WHAT YOU NEED TO DO:
Pick up the pg2avro package description after its last line and continue writing it.

SUPPLIED PASSAGE:

┌────────

Metadata-Version: 2.1
Name: pg2avro
Version: 0.2
Summary: Utility generating avro files from postgres.
Home-page: https://github.com/kiwicom/pg2avro
Author: Milan Lukac
Author-email: milan.lukac@kiwi.com
License: MIT
Platform: UNKNOWN
Classifier: Development Status :: 3 - Alpha
Classifier: Intended Audience :: Developers
Classifier: Environment :: Plugins
Classifier: Operating System :: OS Independent
Classifier: Programming Language :: Python
Classifier: Programming Language :: Python :: 3
Classifier: Programming Language :: Python :: 3.6
Classifier: Programming Language :: Python :: 3.7
Classifier: License :: OSI Approved :: MIT License
Requires-Python: >=3.6
Description-Content-Type: text/markdown
Requires-Dist: sqlalchemy (>=1.2)
Requires-Dist: psycopg2 (>=2.7)

# pg2avro

Postgres to Avro generator.

## Features

- Generate Avro schema from column definition.
- Generate  data format consumable for Avro serialization.

└────────

SUPPLIED INFORMATION:
┌────────

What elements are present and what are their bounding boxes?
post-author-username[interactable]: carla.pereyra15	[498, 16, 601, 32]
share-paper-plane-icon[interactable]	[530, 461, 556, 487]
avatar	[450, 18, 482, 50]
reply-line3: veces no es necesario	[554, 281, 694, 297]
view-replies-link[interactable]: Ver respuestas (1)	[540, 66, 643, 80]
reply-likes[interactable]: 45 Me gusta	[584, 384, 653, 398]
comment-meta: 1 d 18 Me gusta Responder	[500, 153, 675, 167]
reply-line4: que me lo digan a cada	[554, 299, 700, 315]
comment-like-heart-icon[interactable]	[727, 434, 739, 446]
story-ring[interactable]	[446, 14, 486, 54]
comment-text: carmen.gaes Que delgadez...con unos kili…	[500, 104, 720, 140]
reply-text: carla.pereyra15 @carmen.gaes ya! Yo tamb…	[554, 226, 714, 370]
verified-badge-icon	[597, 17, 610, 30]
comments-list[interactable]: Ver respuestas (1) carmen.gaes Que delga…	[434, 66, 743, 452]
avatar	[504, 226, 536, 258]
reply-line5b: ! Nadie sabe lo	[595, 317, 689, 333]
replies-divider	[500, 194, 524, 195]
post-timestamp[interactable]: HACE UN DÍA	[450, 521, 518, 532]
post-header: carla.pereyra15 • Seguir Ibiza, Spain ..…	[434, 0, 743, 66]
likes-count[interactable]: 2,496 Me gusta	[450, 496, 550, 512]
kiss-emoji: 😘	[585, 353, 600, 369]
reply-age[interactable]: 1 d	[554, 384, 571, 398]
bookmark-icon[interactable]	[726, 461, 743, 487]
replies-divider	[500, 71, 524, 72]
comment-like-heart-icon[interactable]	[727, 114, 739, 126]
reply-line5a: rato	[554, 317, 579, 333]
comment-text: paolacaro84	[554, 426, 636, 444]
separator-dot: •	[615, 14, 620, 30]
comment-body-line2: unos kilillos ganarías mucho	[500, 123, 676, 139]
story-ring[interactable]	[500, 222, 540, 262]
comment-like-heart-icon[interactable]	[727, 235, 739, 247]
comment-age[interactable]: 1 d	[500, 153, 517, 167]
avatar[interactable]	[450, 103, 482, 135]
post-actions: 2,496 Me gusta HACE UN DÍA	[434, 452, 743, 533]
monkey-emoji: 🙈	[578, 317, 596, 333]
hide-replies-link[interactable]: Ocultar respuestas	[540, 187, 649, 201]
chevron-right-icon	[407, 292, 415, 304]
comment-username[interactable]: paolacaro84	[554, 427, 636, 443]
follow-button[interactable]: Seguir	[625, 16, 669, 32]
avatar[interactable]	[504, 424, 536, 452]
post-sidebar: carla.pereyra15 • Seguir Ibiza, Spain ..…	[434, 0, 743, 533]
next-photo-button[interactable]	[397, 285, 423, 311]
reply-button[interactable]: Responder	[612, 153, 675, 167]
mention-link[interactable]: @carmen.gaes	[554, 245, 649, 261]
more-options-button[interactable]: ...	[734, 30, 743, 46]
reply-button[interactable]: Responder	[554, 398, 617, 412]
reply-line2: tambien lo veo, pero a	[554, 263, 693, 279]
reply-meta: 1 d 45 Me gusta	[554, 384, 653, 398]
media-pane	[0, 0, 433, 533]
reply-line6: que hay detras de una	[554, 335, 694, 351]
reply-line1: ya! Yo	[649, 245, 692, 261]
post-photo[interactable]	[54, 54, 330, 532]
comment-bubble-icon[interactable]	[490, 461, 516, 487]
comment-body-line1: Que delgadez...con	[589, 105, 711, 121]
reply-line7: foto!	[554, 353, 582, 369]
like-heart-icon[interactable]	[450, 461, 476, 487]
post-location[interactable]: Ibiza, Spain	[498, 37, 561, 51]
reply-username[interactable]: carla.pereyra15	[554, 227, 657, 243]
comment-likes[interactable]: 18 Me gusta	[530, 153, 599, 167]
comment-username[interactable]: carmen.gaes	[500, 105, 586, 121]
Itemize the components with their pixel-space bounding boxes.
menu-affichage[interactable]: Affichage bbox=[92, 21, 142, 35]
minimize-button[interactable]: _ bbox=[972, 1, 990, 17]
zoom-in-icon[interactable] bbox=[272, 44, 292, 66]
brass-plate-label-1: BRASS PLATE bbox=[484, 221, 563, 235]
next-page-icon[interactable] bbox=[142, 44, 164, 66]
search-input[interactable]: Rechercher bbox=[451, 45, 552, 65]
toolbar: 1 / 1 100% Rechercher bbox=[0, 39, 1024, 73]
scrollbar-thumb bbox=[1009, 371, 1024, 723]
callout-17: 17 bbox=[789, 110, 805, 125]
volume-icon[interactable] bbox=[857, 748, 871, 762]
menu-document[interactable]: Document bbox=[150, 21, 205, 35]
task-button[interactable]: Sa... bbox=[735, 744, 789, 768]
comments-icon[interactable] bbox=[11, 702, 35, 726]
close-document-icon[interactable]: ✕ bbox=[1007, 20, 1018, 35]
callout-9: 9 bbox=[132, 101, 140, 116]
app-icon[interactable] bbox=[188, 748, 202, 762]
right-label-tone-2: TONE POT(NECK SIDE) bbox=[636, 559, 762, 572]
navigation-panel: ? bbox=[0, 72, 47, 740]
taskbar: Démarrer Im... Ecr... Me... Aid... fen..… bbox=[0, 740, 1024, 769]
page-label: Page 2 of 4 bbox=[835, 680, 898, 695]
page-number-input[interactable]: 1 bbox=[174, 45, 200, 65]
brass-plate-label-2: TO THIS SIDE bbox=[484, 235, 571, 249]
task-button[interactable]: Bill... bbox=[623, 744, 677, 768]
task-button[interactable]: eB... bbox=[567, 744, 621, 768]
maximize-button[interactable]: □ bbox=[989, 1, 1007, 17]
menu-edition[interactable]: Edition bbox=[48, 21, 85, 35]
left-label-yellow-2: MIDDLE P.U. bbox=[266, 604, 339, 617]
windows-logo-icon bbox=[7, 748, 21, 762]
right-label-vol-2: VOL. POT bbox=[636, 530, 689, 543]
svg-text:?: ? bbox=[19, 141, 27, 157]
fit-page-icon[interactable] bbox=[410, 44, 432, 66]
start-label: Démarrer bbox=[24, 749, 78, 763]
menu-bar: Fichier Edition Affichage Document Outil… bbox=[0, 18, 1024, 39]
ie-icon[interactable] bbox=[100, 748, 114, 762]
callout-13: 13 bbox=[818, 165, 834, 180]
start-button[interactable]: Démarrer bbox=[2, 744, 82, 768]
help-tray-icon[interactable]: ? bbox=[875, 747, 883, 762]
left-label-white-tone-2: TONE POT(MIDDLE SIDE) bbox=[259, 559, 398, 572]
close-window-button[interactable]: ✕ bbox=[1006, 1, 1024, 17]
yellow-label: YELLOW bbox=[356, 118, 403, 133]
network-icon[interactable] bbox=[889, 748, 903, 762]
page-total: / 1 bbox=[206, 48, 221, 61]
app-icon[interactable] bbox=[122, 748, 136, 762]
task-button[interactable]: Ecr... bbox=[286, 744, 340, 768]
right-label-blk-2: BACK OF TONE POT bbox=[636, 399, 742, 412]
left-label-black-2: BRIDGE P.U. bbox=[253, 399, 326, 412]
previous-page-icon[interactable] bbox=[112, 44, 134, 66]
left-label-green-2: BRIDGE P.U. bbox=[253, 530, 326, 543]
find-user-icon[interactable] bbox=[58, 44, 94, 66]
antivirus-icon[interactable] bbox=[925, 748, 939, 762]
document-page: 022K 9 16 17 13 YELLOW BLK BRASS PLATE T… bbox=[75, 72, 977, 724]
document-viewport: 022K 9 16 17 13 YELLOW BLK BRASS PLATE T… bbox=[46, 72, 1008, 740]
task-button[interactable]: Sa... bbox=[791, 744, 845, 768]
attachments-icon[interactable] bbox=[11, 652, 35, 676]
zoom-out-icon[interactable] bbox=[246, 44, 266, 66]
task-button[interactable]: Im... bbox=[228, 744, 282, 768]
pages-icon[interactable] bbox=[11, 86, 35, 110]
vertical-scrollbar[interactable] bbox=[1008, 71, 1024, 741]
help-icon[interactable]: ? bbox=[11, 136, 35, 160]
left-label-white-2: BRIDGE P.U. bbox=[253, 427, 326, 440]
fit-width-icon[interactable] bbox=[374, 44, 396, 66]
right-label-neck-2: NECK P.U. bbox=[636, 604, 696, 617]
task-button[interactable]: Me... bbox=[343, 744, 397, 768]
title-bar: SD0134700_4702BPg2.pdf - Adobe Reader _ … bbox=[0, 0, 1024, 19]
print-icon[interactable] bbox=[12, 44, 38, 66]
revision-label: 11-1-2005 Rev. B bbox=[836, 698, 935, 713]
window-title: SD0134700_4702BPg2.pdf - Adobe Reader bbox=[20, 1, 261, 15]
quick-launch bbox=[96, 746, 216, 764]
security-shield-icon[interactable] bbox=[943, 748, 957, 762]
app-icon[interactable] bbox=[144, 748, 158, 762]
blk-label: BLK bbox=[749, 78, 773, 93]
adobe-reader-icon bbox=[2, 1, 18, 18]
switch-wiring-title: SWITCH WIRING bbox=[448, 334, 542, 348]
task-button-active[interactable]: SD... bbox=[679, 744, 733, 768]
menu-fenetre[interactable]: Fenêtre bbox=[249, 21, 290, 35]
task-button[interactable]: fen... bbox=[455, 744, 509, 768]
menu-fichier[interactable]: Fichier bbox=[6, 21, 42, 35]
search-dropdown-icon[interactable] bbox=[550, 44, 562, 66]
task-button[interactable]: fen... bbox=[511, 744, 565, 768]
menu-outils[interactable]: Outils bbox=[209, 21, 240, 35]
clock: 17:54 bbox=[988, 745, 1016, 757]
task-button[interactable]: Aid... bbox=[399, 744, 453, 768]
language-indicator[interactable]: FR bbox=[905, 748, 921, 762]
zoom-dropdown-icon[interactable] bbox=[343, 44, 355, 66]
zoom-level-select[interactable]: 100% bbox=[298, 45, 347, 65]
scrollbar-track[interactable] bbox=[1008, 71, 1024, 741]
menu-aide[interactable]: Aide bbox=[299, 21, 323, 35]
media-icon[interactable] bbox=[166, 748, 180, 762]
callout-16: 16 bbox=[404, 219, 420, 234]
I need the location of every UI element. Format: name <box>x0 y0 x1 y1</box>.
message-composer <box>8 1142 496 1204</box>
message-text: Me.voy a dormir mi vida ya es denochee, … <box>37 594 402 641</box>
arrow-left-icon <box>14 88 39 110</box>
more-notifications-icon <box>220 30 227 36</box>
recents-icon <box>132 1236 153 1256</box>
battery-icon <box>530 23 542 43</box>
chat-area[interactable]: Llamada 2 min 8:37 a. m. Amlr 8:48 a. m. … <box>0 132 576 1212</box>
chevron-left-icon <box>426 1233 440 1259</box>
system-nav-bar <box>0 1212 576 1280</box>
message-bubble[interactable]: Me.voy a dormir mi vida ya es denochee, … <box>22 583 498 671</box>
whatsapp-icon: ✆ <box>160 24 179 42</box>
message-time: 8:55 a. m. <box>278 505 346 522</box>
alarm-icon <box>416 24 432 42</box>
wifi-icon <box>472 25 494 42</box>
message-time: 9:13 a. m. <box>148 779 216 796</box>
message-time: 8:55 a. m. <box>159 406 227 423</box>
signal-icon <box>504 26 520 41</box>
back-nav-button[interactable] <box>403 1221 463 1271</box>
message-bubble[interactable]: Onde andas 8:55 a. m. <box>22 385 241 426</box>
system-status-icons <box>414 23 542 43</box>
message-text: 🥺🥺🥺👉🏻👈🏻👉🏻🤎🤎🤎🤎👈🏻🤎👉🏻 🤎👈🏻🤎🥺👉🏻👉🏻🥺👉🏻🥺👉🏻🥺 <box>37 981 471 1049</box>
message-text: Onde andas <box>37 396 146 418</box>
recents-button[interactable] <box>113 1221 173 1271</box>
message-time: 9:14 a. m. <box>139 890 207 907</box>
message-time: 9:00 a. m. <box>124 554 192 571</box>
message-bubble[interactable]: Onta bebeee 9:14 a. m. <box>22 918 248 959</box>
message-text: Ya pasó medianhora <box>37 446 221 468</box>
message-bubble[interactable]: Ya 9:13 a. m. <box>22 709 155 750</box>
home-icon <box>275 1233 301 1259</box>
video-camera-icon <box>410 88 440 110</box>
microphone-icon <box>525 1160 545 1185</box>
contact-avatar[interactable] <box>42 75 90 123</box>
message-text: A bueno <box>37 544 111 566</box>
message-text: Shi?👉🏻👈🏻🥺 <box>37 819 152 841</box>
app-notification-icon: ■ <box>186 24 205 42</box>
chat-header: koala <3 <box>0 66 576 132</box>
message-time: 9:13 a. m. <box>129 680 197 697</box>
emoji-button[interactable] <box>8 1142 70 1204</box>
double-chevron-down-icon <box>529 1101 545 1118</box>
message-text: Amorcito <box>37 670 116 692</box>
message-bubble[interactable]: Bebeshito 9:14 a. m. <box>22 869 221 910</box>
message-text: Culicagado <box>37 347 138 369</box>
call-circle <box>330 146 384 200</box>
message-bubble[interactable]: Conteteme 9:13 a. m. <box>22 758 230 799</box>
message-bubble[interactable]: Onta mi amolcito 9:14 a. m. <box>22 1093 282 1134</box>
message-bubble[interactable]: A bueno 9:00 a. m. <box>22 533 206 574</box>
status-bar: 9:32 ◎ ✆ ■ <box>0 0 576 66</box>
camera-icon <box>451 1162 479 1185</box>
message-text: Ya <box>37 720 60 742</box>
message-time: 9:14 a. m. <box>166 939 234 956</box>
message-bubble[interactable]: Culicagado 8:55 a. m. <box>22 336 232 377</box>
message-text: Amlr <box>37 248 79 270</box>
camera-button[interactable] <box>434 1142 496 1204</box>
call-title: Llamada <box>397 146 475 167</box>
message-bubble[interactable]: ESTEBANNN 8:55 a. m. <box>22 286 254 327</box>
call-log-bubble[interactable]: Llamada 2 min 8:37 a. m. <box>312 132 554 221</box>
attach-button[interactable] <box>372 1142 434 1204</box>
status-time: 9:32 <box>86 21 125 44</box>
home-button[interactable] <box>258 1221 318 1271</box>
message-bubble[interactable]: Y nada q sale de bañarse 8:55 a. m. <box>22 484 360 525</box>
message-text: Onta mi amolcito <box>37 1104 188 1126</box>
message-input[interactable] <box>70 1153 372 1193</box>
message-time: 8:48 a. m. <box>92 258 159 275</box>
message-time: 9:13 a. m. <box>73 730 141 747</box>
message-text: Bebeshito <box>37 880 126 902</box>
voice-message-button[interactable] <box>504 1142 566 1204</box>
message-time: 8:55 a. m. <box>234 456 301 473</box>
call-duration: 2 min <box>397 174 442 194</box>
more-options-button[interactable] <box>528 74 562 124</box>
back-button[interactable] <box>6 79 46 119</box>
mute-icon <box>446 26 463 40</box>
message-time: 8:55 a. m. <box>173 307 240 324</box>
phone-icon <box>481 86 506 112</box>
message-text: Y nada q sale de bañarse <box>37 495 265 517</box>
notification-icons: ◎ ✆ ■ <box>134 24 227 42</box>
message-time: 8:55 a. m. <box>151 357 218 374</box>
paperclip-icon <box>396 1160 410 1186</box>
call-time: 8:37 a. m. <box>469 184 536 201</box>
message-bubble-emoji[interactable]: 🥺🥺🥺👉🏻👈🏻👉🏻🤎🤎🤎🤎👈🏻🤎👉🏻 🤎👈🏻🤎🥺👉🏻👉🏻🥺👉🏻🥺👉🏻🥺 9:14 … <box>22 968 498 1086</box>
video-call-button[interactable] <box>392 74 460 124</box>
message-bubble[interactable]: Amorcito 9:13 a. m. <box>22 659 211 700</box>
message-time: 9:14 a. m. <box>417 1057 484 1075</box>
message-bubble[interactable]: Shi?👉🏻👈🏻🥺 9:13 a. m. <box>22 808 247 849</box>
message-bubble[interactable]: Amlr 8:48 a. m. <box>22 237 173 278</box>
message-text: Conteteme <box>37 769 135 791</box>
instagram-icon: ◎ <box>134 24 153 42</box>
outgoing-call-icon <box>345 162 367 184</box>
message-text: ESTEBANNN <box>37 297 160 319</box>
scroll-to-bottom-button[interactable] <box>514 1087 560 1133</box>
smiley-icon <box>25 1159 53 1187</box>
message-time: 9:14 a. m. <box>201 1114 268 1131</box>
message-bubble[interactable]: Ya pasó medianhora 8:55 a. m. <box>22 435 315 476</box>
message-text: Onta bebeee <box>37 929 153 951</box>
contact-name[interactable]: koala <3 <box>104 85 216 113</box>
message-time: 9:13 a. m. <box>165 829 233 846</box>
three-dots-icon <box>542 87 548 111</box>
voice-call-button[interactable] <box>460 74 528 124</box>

└────────

RESPONSE TO THE TASK:
# Usage

## Generating schema

Method: `pg2avro.get_avro_schema`

```
get_avro_schema(
    "mytable", 
    "public", 
    [
        # Dictionary mode
        {
            "name": "column_name_1",
            "type": "int2",
            "nullable": False,
        },
        # SqlAlchemy mode
        SqlAlchemyColumn(ARRAY(TEXT), name="column_name_2"),
        ...
    ]
)

```

Schema generator needs the following information:
- table name
- namespace (`schema` in SQL, `dataset` in Big Query etc.)
- columns - iterable of columns, each element with:
    - name
    - type - `_` prefix is used to indicate array types
    - nullable (optional, `True` assumed if not provided)
- column mapping - optional `ColumnMapping` object with column mappings (see below for more info).

Column data can be passed in multiple formats.

### Supported column formats

- Dictionary with required keys and data
- SqlAlchemy Column object
- Any object with compatible attributes and required data
- Dictionary or object with required data, but without compatible attributes/keys, supplied with ColumnMapping.

Note: this mode supports **generating schema from raw postgres data** - `udt_name` can be used to generate the schema.
```
columns = [
    CustomColumn(name="column_name", udt_name="int2", is_nullable=False),
]

get_avro_schema(
    table_name,
    namespace,
    columns,
    ColumnMapping(name="name", type="udt_name", nullable="is_nullable"),
)
```

## Generating rows data

Method: `pg2avro.get_avro_row_dict`

This method requires rows data and schema to generate the rows with.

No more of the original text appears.